### Exercise goal
Copy out the items word for word, from the very beginning through the line that contains "- x-tick-label: Estados", with both ends included.

### Records for the exercise
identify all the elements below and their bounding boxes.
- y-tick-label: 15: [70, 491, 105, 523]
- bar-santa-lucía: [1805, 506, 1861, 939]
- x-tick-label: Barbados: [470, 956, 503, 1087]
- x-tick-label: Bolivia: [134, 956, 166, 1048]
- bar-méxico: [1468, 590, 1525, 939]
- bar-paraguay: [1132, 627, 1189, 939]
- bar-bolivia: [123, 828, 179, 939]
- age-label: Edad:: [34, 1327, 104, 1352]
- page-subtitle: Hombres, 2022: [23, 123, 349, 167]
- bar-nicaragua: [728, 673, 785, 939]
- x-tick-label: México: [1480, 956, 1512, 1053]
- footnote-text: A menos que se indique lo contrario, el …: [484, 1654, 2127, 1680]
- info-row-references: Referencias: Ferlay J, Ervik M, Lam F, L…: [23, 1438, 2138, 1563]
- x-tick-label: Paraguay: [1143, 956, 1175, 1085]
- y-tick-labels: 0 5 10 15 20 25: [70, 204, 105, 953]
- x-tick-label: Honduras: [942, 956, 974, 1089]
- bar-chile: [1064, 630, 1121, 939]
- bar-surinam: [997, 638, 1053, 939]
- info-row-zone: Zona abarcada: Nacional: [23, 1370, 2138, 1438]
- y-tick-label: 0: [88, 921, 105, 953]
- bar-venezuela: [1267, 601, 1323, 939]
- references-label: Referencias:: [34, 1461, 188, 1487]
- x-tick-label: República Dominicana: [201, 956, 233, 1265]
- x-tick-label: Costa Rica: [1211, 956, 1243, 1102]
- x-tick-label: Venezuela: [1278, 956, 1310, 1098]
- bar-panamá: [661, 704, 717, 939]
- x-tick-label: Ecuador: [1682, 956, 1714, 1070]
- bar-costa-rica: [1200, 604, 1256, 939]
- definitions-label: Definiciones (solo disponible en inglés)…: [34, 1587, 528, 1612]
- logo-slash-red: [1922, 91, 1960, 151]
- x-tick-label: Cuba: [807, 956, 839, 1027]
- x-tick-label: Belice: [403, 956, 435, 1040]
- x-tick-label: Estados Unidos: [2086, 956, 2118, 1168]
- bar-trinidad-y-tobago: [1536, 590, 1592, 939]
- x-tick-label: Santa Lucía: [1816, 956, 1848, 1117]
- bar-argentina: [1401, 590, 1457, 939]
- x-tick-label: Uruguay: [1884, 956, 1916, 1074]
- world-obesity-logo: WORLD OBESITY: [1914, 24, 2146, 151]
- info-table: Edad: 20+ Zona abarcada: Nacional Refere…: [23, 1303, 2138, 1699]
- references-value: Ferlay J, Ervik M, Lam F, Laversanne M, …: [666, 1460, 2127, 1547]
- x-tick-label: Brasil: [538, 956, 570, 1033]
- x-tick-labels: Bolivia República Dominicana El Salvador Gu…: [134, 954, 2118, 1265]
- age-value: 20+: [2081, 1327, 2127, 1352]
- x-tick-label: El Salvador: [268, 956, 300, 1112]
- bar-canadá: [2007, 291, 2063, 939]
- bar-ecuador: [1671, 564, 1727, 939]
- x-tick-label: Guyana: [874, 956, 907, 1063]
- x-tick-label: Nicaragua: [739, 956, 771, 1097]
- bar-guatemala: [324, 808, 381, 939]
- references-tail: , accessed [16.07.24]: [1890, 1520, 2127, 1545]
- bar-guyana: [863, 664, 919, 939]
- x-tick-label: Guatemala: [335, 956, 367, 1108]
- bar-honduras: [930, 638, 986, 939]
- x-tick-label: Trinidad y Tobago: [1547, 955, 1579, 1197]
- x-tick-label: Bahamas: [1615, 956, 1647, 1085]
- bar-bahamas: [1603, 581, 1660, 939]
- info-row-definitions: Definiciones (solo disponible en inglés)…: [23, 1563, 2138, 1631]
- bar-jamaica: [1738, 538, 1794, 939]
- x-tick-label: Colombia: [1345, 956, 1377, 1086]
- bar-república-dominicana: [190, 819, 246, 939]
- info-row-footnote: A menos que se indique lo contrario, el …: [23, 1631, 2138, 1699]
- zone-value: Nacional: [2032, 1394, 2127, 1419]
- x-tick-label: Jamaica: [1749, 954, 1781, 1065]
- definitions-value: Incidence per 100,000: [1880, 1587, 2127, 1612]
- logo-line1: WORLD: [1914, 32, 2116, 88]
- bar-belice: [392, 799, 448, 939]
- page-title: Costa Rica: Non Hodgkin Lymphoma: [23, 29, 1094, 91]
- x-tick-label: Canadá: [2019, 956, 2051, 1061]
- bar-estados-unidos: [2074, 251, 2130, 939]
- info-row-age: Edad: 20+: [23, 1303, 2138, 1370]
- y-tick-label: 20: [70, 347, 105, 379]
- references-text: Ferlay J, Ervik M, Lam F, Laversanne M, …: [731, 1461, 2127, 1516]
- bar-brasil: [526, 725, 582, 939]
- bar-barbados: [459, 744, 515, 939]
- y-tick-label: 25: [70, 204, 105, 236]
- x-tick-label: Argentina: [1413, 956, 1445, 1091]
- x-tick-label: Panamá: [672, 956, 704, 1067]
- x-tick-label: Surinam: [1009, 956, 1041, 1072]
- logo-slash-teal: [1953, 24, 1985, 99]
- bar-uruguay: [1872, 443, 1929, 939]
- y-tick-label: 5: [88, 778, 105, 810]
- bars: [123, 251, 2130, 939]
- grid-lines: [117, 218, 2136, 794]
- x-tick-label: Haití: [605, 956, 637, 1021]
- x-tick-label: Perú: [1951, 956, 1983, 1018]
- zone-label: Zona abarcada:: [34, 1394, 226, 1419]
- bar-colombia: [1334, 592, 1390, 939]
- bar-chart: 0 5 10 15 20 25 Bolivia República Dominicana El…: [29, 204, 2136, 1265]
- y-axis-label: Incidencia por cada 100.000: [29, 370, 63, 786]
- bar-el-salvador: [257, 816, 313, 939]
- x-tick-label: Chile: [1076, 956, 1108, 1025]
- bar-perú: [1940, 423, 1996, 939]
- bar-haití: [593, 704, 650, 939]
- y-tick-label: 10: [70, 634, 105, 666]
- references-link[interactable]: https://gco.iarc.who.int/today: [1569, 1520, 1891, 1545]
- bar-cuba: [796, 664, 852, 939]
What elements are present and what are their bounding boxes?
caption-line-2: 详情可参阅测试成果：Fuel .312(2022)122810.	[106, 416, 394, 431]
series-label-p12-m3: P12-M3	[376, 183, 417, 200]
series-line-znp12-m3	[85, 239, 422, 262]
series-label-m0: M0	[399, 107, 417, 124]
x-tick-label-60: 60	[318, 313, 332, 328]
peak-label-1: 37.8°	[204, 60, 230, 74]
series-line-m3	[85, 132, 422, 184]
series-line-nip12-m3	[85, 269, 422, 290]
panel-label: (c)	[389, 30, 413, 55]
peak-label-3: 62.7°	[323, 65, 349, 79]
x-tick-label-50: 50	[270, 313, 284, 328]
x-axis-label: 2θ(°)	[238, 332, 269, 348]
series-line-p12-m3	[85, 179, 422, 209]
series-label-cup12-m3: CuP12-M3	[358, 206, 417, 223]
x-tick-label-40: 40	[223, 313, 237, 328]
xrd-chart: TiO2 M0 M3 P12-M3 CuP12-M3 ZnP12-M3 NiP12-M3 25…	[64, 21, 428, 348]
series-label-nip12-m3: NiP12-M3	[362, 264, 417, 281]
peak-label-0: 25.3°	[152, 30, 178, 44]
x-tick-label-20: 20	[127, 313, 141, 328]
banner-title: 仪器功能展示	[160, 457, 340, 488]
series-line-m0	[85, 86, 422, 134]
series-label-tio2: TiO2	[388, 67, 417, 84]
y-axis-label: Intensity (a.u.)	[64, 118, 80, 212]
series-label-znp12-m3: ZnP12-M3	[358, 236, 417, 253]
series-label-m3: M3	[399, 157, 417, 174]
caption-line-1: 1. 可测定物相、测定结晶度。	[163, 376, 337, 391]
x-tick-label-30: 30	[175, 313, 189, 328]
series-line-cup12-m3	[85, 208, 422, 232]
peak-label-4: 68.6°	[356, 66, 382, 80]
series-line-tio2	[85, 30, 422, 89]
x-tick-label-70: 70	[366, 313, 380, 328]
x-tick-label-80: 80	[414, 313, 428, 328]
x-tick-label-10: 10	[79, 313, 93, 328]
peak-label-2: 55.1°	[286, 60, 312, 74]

### Solution to this exercise
identify all the elements below and their bounding boxes.
- y-tick-label: 15: [70, 491, 105, 523]
- bar-santa-lucía: [1805, 506, 1861, 939]
- x-tick-label: Barbados: [470, 956, 503, 1087]
- x-tick-label: Bolivia: [134, 956, 166, 1048]
- bar-méxico: [1468, 590, 1525, 939]
- bar-paraguay: [1132, 627, 1189, 939]
- bar-bolivia: [123, 828, 179, 939]
- age-label: Edad:: [34, 1327, 104, 1352]
- page-subtitle: Hombres, 2022: [23, 123, 349, 167]
- bar-nicaragua: [728, 673, 785, 939]
- x-tick-label: México: [1480, 956, 1512, 1053]
- footnote-text: A menos que se indique lo contrario, el …: [484, 1654, 2127, 1680]
- info-row-references: Referencias: Ferlay J, Ervik M, Lam F, L…: [23, 1438, 2138, 1563]
- x-tick-label: Paraguay: [1143, 956, 1175, 1085]
- y-tick-labels: 0 5 10 15 20 25: [70, 204, 105, 953]
- x-tick-label: Honduras: [942, 956, 974, 1089]
- bar-chile: [1064, 630, 1121, 939]
- bar-surinam: [997, 638, 1053, 939]
- info-row-zone: Zona abarcada: Nacional: [23, 1370, 2138, 1438]
- y-tick-label: 0: [88, 921, 105, 953]
- bar-venezuela: [1267, 601, 1323, 939]
- references-label: Referencias:: [34, 1461, 188, 1487]
- x-tick-label: República Dominicana: [201, 956, 233, 1265]
- x-tick-label: Costa Rica: [1211, 956, 1243, 1102]
- x-tick-label: Venezuela: [1278, 956, 1310, 1098]
- bar-panamá: [661, 704, 717, 939]
- x-tick-label: Ecuador: [1682, 956, 1714, 1070]
- bar-costa-rica: [1200, 604, 1256, 939]
- definitions-label: Definiciones (solo disponible en inglés)…: [34, 1587, 528, 1612]
- logo-slash-red: [1922, 91, 1960, 151]
- x-tick-label: Cuba: [807, 956, 839, 1027]
- x-tick-label: Belice: [403, 956, 435, 1040]
- x-tick-label: Estados Unidos: [2086, 956, 2118, 1168]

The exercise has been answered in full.